- [Exercise material]:
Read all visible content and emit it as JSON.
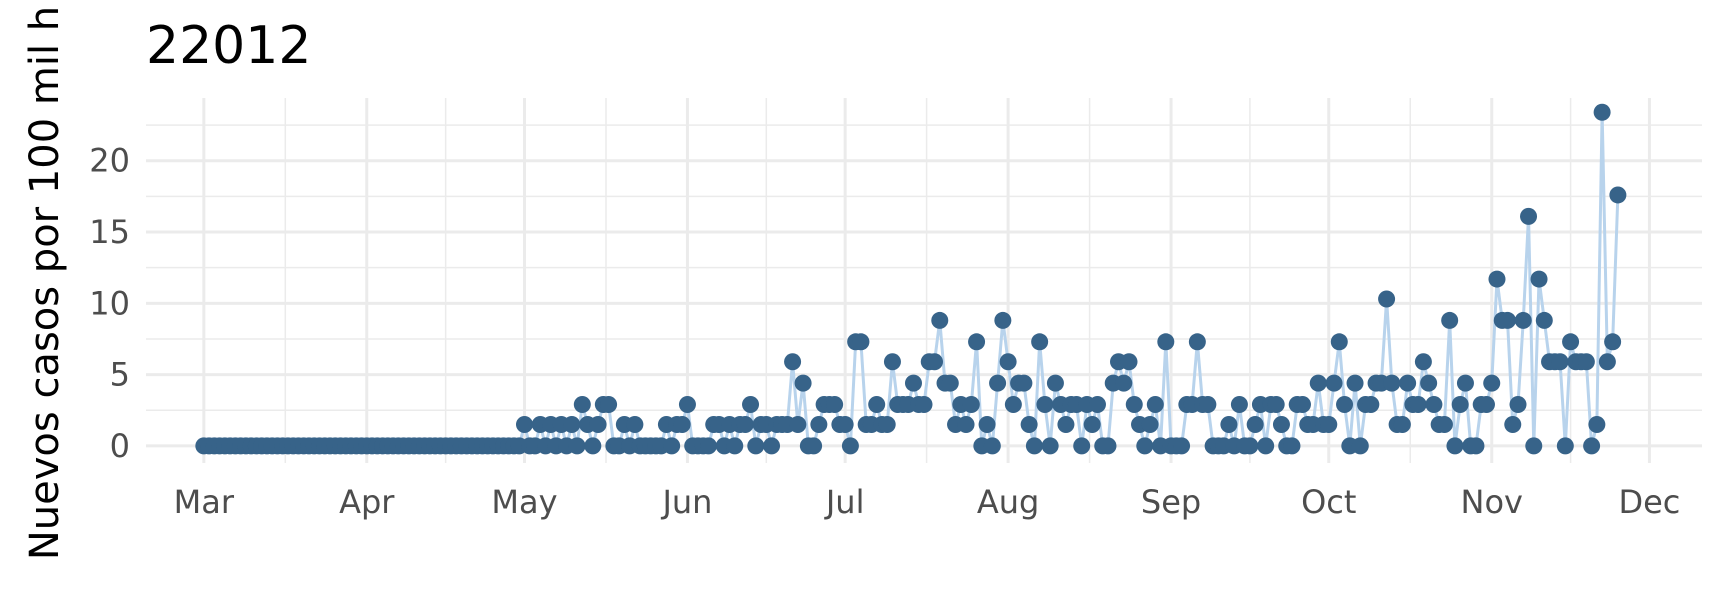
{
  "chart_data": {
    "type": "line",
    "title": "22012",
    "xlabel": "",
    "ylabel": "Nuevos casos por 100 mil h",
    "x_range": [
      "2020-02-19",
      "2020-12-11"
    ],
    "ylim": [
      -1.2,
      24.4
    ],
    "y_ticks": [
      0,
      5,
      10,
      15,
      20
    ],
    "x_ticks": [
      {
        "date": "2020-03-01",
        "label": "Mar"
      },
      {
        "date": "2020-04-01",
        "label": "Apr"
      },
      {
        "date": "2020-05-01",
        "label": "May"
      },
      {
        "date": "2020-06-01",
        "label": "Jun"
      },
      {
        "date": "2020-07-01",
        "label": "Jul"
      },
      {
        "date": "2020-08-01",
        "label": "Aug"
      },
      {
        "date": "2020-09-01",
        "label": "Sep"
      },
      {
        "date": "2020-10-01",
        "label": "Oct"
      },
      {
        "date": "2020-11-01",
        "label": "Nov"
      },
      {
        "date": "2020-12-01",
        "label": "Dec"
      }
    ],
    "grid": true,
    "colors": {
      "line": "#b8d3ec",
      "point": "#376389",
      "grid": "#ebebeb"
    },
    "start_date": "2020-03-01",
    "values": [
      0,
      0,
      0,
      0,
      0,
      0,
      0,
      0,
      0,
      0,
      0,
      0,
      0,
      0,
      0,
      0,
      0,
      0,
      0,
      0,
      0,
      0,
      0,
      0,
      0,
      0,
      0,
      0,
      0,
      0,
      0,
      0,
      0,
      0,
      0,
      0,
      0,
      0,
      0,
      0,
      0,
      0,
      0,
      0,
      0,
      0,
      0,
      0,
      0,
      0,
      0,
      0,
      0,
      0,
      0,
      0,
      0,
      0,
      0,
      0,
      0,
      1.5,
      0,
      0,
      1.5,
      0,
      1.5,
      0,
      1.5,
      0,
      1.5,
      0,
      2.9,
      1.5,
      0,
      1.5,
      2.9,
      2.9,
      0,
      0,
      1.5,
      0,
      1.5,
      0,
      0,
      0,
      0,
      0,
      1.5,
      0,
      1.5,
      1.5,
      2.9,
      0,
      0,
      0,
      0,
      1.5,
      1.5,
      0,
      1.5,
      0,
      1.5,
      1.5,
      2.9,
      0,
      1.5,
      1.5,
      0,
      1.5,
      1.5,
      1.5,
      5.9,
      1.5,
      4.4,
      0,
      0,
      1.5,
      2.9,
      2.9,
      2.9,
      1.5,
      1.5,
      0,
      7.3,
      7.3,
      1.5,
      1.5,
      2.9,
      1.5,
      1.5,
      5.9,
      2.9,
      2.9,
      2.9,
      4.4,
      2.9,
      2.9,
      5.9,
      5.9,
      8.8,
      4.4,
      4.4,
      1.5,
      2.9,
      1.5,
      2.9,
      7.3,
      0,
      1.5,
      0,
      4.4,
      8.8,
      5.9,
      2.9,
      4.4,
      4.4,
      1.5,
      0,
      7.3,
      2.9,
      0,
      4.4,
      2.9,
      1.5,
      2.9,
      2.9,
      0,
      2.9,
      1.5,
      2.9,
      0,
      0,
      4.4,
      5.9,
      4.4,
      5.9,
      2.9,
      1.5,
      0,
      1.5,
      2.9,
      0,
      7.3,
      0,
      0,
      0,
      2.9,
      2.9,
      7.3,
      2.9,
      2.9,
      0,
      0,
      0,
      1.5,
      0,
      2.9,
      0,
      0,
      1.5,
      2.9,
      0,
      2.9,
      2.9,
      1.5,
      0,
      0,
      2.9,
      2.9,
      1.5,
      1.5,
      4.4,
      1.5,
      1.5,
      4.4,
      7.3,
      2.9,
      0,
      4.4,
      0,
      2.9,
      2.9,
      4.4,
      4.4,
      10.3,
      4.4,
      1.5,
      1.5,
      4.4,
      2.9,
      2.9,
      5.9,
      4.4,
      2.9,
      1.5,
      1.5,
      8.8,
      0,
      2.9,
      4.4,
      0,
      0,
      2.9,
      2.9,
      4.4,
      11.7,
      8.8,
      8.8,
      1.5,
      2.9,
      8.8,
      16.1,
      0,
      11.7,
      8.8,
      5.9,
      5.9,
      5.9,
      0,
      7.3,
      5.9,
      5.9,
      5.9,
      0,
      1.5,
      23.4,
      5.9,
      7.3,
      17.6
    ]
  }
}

- [What you have to do]: Copy each line in full and exactly, omitting any picture.

- [Finished task]:
Read all visible content and emit it as JSON.
{
  "chart_data": {
    "type": "line",
    "title": "22012",
    "xlabel": "",
    "ylabel": "Nuevos casos por 100 mil h",
    "x_range": [
      "2020-02-19",
      "2020-12-11"
    ],
    "ylim": [
      -1.2,
      24.4
    ],
    "y_ticks": [
      0,
      5,
      10,
      15,
      20
    ],
    "x_ticks": [
      {
        "date": "2020-03-01",
        "label": "Mar"
      },
      {
        "date": "2020-04-01",
        "label": "Apr"
      },
      {
        "date": "2020-05-01",
        "label": "May"
      },
      {
        "date": "2020-06-01",
        "label": "Jun"
      },
      {
        "date": "2020-07-01",
        "label": "Jul"
      },
      {
        "date": "2020-08-01",
        "label": "Aug"
      },
      {
        "date": "2020-09-01",
        "label": "Sep"
      },
      {
        "date": "2020-10-01",
        "label": "Oct"
      },
      {
        "date": "2020-11-01",
        "label": "Nov"
      },
      {
        "date": "2020-12-01",
        "label": "Dec"
      }
    ],
    "grid": true,
    "colors": {
      "line": "#b8d3ec",
      "point": "#376389",
      "grid": "#ebebeb"
    },
    "start_date": "2020-03-01",
    "values": [
      0,
      0,
      0,
      0,
      0,
      0,
      0,
      0,
      0,
      0,
      0,
      0,
      0,
      0,
      0,
      0,
      0,
      0,
      0,
      0,
      0,
      0,
      0,
      0,
      0,
      0,
      0,
      0,
      0,
      0,
      0,
      0,
      0,
      0,
      0,
      0,
      0,
      0,
      0,
      0,
      0,
      0,
      0,
      0,
      0,
      0,
      0,
      0,
      0,
      0,
      0,
      0,
      0,
      0,
      0,
      0,
      0,
      0,
      0,
      0,
      0,
      1.5,
      0,
      0,
      1.5,
      0,
      1.5,
      0,
      1.5,
      0,
      1.5,
      0,
      2.9,
      1.5,
      0,
      1.5,
      2.9,
      2.9,
      0,
      0,
      1.5,
      0,
      1.5,
      0,
      0,
      0,
      0,
      0,
      1.5,
      0,
      1.5,
      1.5,
      2.9,
      0,
      0,
      0,
      0,
      1.5,
      1.5,
      0,
      1.5,
      0,
      1.5,
      1.5,
      2.9,
      0,
      1.5,
      1.5,
      0,
      1.5,
      1.5,
      1.5,
      5.9,
      1.5,
      4.4,
      0,
      0,
      1.5,
      2.9,
      2.9,
      2.9,
      1.5,
      1.5,
      0,
      7.3,
      7.3,
      1.5,
      1.5,
      2.9,
      1.5,
      1.5,
      5.9,
      2.9,
      2.9,
      2.9,
      4.4,
      2.9,
      2.9,
      5.9,
      5.9,
      8.8,
      4.4,
      4.4,
      1.5,
      2.9,
      1.5,
      2.9,
      7.3,
      0,
      1.5,
      0,
      4.4,
      8.8,
      5.9,
      2.9,
      4.4,
      4.4,
      1.5,
      0,
      7.3,
      2.9,
      0,
      4.4,
      2.9,
      1.5,
      2.9,
      2.9,
      0,
      2.9,
      1.5,
      2.9,
      0,
      0,
      4.4,
      5.9,
      4.4,
      5.9,
      2.9,
      1.5,
      0,
      1.5,
      2.9,
      0,
      7.3,
      0,
      0,
      0,
      2.9,
      2.9,
      7.3,
      2.9,
      2.9,
      0,
      0,
      0,
      1.5,
      0,
      2.9,
      0,
      0,
      1.5,
      2.9,
      0,
      2.9,
      2.9,
      1.5,
      0,
      0,
      2.9,
      2.9,
      1.5,
      1.5,
      4.4,
      1.5,
      1.5,
      4.4,
      7.3,
      2.9,
      0,
      4.4,
      0,
      2.9,
      2.9,
      4.4,
      4.4,
      10.3,
      4.4,
      1.5,
      1.5,
      4.4,
      2.9,
      2.9,
      5.9,
      4.4,
      2.9,
      1.5,
      1.5,
      8.8,
      0,
      2.9,
      4.4,
      0,
      0,
      2.9,
      2.9,
      4.4,
      11.7,
      8.8,
      8.8,
      1.5,
      2.9,
      8.8,
      16.1,
      0,
      11.7,
      8.8,
      5.9,
      5.9,
      5.9,
      0,
      7.3,
      5.9,
      5.9,
      5.9,
      0,
      1.5,
      23.4,
      5.9,
      7.3,
      17.6
    ]
  }
}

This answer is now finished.